*Page extract*.
______________________________

Shading mask algorithm for radiation calculations

I am working on a software (Ruby - Sketchup) to calculate the radiation (sun, sky and surrounding buildings) within urban development at pedestrian level. The final goal is to be able to create a contour map that shows the level of total radiation. With total radiation I mean shortwave (light) and longwave(heat). (To give you an idea: http://www.iaacblog.com/maa2011-2012-digitaltools/files/2012/01/Insolation-Analysis-All-Year.jpg)
I know there are several existing software that do this, but I need to write my own as this calculation is only part of a more complex workflow.
The (obvious) pseudo code is the following:
Select and mesh surface for analysis
From each point of the mesh
Cast n (see below) rays in the upper hemisphere (precalculated)
For each ray check whether it is in shade
If in shade => Extract properties from intersected surface
If not in shade => Flag it
loop
loop
loop
The approach above is brute force, but it is the only I can think of. The calculation time increases with the fourth power of the accuracy (Dx,Dy,Dazimth, Dtilt). I know that software like radiance use a Montecarlo approach to reduce the number of rays.
As you can imagine, the accuracy of the calculation for a specific point of the mesh is strongly dependent by the accuracy of the skydome subdivision. Similarly the accuracy on the surface depends on the coarseness of the mesh.
I was thinking to a different approach using adaptive refinement based on the results of the calculations. The refinement could work for the surface analyzed and the skydome. If the results between two adjacent points differ more than a threshold value, than a refinement will be performed. This is usually done in fluid simulation, but I could not find anything about light simulation.
Also i wonder whether there are are algorithms, from computer graphics for example, that would allow to minimize the number of calculations. For example: check the maximum height of the surroundings so to exclude certain part of the skydome for certain points.
I don't need extreme accuracy as I am not doing rendering. My priority is speed at this moment.
Any suggestion on the approach?
Thanks
n rays
At the moment I subdivide the sky by constant azimuth and tilt steps; this causes irregular solid angles. There are other subdivisions (e.g. Tregenza) that maintain a constant solid angle.
EDIT: Response to the great questions from Spektre
Time frame. I run one simulation for each hour of the year. The weather data is extracted from an epw weather file. It contains, for each hour, solar altitude and azimuth, direct radiation, diffuse radiation, cloudiness (for atmospheric longwave diffuse). My algorithm calculates the shadow mask separately then it uses this shadow mask to calculate the radiation on the surface (and on a typical pedestrian) for each hour of the year. It is in this second step that I add the actual radiation. In the the first step I just gather information on the geometry and properties of the various surfaces.
Sun paths. No, i don't. See point 1
Include reflection from buildings? Not at the moment, but I plan to include it as an overall diffuse shortwave reflection based on sky view factor. I consider only shortwave reflection from the ground now.

______________________________

*Records*.
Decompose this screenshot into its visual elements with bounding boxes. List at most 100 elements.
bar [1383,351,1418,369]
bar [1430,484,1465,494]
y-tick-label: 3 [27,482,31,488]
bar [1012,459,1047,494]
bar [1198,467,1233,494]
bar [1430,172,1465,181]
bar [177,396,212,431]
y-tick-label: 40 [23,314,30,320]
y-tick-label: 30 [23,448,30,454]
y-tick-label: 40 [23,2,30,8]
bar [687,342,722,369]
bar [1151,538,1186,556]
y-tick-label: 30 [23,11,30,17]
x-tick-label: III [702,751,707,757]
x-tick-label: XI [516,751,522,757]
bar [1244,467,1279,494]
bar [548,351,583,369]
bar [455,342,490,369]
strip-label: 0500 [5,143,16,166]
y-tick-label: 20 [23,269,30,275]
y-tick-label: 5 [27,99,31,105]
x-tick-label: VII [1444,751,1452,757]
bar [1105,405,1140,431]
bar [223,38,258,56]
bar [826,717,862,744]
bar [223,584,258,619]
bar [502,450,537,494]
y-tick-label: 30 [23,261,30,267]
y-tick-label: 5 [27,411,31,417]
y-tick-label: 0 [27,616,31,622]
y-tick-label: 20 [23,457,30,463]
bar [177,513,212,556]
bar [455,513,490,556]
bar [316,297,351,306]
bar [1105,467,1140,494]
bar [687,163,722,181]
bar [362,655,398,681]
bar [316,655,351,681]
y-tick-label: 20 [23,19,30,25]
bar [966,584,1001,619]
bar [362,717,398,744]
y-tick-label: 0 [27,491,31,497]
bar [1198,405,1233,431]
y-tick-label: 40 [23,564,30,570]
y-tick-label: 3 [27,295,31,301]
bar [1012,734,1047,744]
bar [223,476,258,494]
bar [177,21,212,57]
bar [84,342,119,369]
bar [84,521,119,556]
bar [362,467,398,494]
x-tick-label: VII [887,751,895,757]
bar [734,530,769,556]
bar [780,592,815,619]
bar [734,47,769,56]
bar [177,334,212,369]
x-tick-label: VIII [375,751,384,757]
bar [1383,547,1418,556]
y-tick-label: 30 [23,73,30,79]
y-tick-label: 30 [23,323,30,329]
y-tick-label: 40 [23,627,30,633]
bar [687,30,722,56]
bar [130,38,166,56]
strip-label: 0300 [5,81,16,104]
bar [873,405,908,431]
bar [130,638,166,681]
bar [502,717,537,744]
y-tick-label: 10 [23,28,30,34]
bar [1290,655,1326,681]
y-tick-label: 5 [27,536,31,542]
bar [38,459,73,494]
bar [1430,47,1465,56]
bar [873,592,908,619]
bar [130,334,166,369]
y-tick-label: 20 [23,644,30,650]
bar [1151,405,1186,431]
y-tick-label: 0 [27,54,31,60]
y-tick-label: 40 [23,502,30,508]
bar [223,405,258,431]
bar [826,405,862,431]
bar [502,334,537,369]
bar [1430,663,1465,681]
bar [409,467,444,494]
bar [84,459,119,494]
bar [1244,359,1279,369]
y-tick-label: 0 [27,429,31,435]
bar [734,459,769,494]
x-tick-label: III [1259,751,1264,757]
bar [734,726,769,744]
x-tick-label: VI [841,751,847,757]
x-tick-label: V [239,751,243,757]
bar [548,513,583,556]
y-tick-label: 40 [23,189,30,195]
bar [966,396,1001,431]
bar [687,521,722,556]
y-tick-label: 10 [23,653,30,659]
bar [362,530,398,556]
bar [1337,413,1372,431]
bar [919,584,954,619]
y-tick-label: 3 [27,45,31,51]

______________________________

*Your tasks*.
1) In the shading mask page extract, what kind of file supplies the hourly weather data?
2) Copy the shading mask page extract word for word, everything from "Also i wonder" down to "for certain points.".

*Answers to the problems*.
1) An epw weather file.

2)
Also i wonder whether there are are algorithms, from computer graphics for example, that would allow to minimize the number of calculations. For example: check the maximum height of the surroundings so to exclude certain part of the skydome for certain points.